Problem
Filter the records below for the word "manufacturing". Copy each line that holds it.

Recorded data

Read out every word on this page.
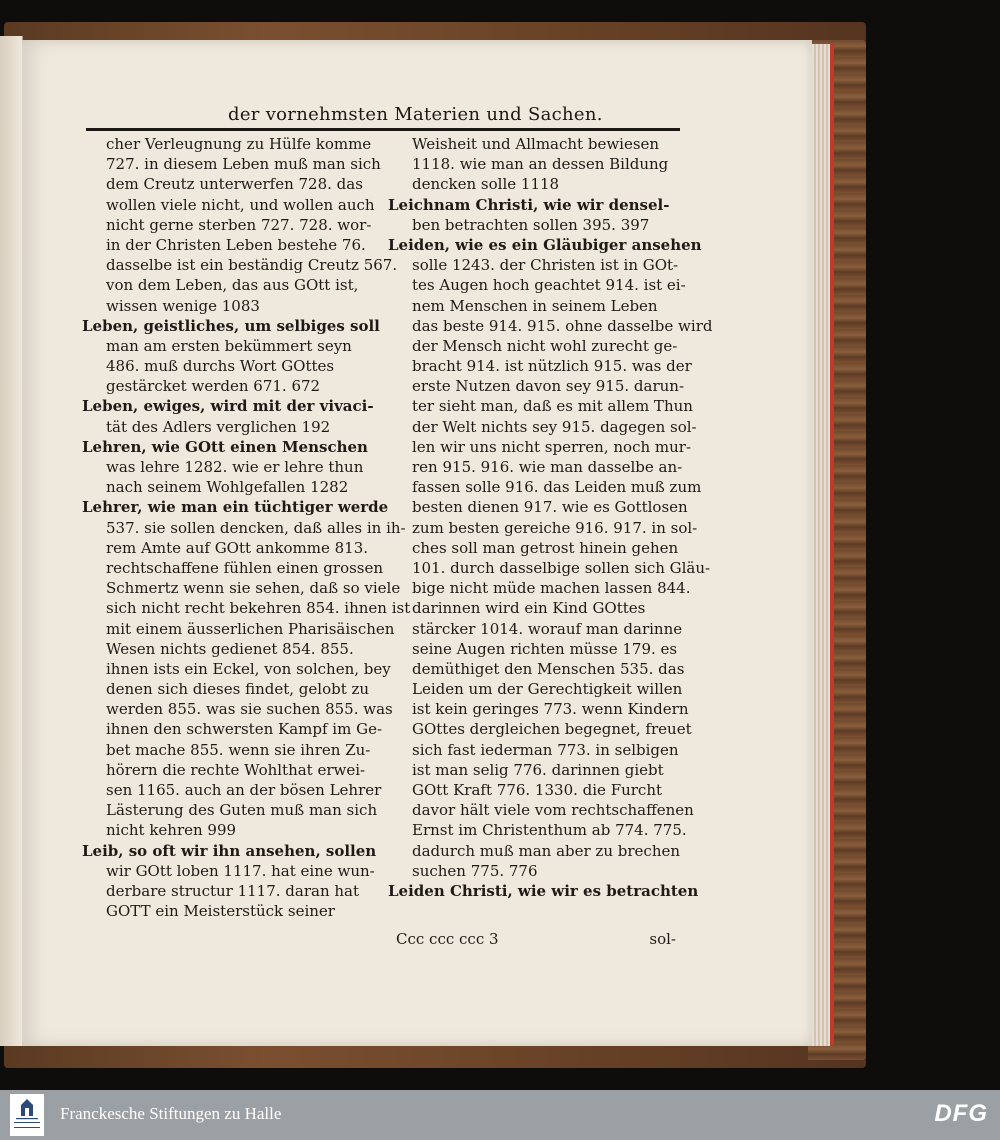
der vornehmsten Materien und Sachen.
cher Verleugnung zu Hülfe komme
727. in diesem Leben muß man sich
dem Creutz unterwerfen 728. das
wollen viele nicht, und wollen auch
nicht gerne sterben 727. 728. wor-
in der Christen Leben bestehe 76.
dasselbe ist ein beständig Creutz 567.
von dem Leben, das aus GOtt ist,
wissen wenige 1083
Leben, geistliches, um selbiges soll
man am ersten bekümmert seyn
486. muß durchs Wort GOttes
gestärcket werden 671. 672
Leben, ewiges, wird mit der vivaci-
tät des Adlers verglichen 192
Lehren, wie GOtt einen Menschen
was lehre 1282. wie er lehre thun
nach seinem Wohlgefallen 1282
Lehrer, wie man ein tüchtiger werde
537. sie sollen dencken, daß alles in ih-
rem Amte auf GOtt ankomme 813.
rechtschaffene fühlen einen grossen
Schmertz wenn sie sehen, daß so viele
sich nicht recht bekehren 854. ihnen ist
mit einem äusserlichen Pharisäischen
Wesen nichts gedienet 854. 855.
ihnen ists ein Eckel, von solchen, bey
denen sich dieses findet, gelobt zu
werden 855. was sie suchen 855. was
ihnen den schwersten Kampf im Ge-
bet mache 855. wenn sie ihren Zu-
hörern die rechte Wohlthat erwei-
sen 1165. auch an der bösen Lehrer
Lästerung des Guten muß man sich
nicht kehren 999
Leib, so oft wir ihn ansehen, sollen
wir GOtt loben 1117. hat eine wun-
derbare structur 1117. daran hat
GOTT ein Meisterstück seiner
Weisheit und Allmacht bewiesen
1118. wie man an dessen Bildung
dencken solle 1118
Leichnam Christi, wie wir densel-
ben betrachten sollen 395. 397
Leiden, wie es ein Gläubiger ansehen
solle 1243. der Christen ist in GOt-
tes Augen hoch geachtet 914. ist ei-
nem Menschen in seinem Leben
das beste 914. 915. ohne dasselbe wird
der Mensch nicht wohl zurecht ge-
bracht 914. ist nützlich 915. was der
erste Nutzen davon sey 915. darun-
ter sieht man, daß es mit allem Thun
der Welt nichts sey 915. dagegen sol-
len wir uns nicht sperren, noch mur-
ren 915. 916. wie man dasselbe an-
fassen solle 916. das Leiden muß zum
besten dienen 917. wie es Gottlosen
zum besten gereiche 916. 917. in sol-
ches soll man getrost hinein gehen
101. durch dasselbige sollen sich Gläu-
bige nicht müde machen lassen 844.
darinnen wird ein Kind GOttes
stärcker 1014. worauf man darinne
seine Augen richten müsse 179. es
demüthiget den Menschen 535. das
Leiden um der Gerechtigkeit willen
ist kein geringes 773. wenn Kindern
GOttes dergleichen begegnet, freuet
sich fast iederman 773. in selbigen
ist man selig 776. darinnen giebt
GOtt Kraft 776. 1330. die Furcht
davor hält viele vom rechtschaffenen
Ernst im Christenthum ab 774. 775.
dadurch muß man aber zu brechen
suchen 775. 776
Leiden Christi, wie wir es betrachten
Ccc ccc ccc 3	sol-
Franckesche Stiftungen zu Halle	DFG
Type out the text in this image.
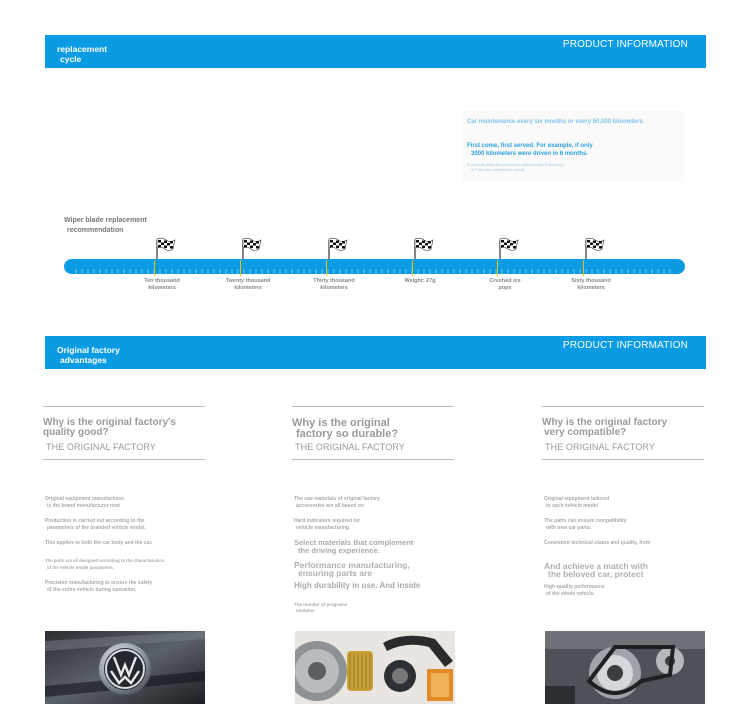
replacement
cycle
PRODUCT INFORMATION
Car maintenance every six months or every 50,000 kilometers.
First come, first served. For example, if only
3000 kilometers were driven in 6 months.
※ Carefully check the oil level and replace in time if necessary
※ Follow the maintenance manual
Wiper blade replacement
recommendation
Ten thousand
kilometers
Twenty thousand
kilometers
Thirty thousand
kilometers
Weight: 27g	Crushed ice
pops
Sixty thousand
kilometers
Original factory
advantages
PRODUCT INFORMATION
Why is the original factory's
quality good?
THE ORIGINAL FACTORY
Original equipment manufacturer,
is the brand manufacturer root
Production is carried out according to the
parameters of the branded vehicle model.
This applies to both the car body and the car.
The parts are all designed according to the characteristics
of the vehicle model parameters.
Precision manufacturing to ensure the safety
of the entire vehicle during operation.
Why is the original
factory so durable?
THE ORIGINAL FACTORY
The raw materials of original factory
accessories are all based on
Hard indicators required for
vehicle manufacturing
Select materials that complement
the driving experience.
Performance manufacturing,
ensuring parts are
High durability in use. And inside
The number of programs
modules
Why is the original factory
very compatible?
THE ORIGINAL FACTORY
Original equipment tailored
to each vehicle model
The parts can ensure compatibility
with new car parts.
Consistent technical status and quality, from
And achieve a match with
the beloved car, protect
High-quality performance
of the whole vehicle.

The answer
Precision manufacturing to ensure the safety
vehicle manufacturing
Performance manufacturing,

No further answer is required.